TASK INPUTS start

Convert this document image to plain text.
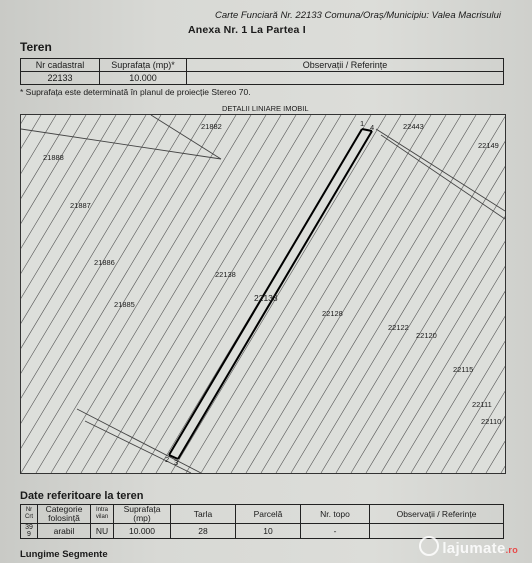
Carte Funciară Nr. 22133 Comuna/Oraș/Municipiu: Valea Macrisului
Anexa Nr. 1 La Partea I
Teren
Nr cadastral	Suprafața (mp)*	Observații / Referințe
22133	10.000	
* Suprafața este determinată în planul de proiecție Stereo 70.
DETALII LINIARE IMOBIL
21882	22443
22149
21888
21887
21886
22138
22133
21885
22128
22122
22120
22115
22111
22110
1 4
2 3
Date referitoare la teren
Nr Crt	Categorie folosință	Intra vilan	Suprafața (mp)	Tarla	Parcelă	Nr. topo	Observații / Referințe
39 9	arabil	NU	10.000	28	10	-	
Lungime Segmente	lajumate.ro
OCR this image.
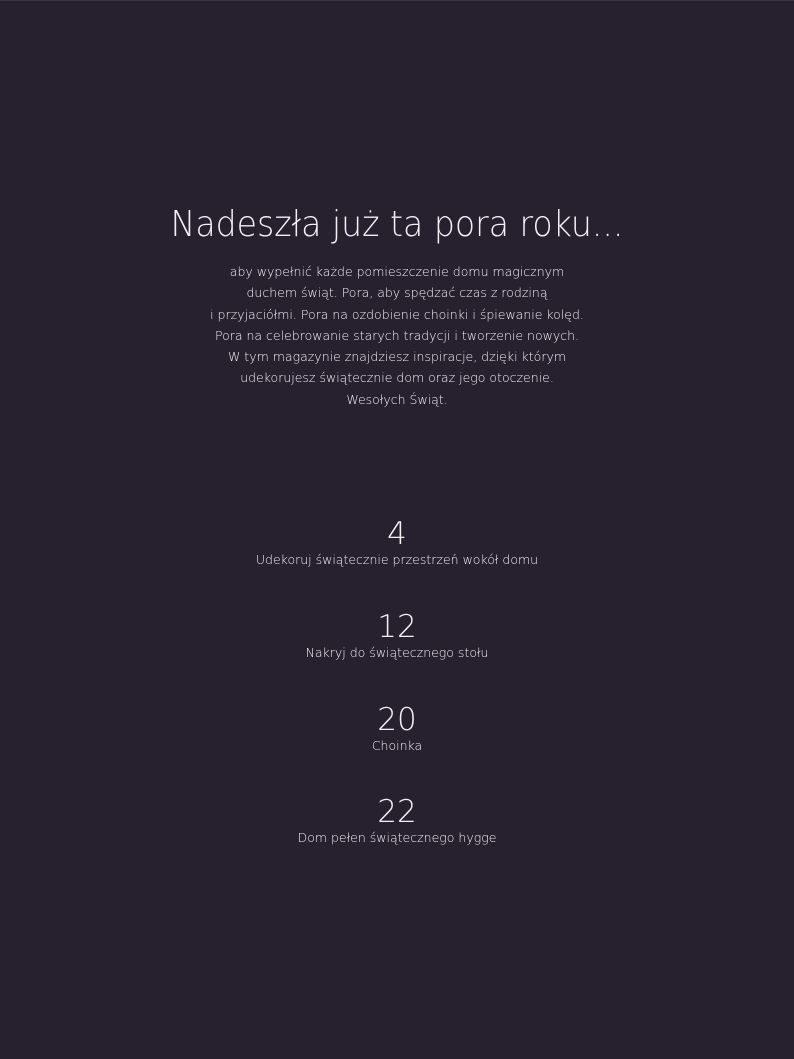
Nadeszła już ta pora roku...
aby wypełnić każde pomieszczenie domu magicznym
duchem świąt. Pora, aby spędzać czas z rodziną
i przyjaciółmi. Pora na ozdobienie choinki i śpiewanie kolęd.
Pora na celebrowanie starych tradycji i tworzenie nowych.
W tym magazynie znajdziesz inspiracje, dzięki którym
udekorujesz świątecznie dom oraz jego otoczenie.
Wesołych Świąt.
4
Udekoruj świątecznie przestrzeń wokół domu
12
Nakryj do świątecznego stołu
20
Choinka
22
Dom pełen świątecznego hygge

TASK INPUTS end

> **WRITTEN REQUEST**: Skip the pictures, then retype every line above exactly.

> **ANSWER FOR THE TASK**:
Convert this document image to plain text.
Carte Funciară Nr. 22133 Comuna/Oraș/Municipiu: Valea Macrisului
Anexa Nr. 1 La Partea I
Teren
Nr cadastral	Suprafața (mp)*	Observații / Referințe
22133	10.000	
* Suprafața este determinată în planul de proiecție Stereo 70.
DETALII LINIARE IMOBIL
21882	22443
22149
21888
21887
21886
22138
22133
21885
22128
22122
22120
22115
22111
22110
1 4
2 3
Date referitoare la teren
Nr Crt	Categorie folosință	Intra vilan	Suprafața (mp)	Tarla	Parcelă	Nr. topo	Observații / Referințe
39 9	arabil	NU	10.000	28	10	-	
Lungime Segmente	lajumate.ro
OCR this image.
Nadeszła już ta pora roku...
aby wypełnić każde pomieszczenie domu magicznym
duchem świąt. Pora, aby spędzać czas z rodziną
i przyjaciółmi. Pora na ozdobienie choinki i śpiewanie kolęd.
Pora na celebrowanie starych tradycji i tworzenie nowych.
W tym magazynie znajdziesz inspiracje, dzięki którym
udekorujesz świątecznie dom oraz jego otoczenie.
Wesołych Świąt.
4
Udekoruj świątecznie przestrzeń wokół domu
12
Nakryj do świątecznego stołu
20
Choinka
22
Dom pełen świątecznego hygge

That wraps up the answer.